··· SUPPLIED RECORDS ···
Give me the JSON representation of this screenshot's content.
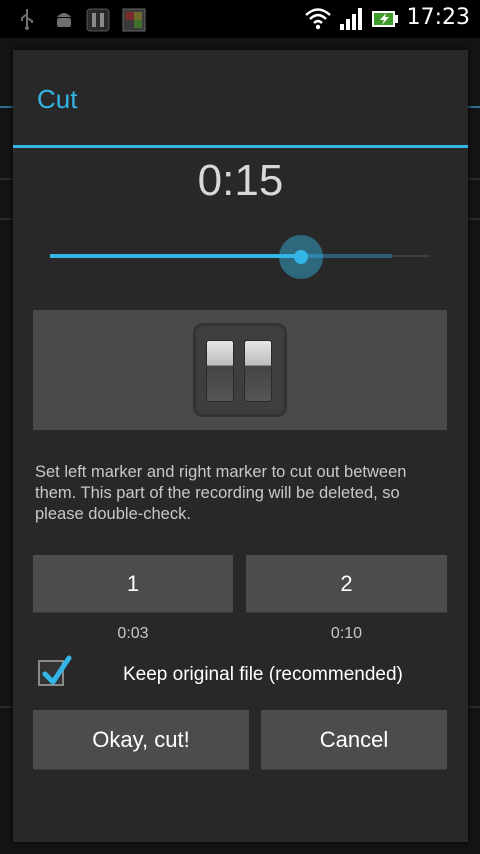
{
  "status_bar": {
    "time": "17:23",
    "icons": [
      "usb-icon",
      "android-debug-icon",
      "pause-notification-icon",
      "app-notification-icon",
      "wifi-icon",
      "signal-icon",
      "battery-charging-icon"
    ]
  },
  "dialog": {
    "title": "Cut",
    "timer": "0:15",
    "seek": {
      "position_fraction": 0.66,
      "buffer_fraction": 0.9
    },
    "description": "Set left marker and right marker to cut out between them. This part of the recording will be deleted, so please double-check.",
    "markers": [
      {
        "label": "1",
        "time": "0:03"
      },
      {
        "label": "2",
        "time": "0:10"
      }
    ],
    "keep_original": {
      "label": "Keep original file (recommended)",
      "checked": true
    },
    "ok_label": "Okay, cut!",
    "cancel_label": "Cancel"
  },
  "colors": {
    "accent": "#33b5e5",
    "dialog_bg": "#282828",
    "button_bg": "#4c4c4c"
  }
}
···
## REQUIREMENT
Filter the records for lines holding the string "notification". Copy each one.

## ANSWER TO THIS TASK
      "pause-notification-icon",
      "app-notification-icon",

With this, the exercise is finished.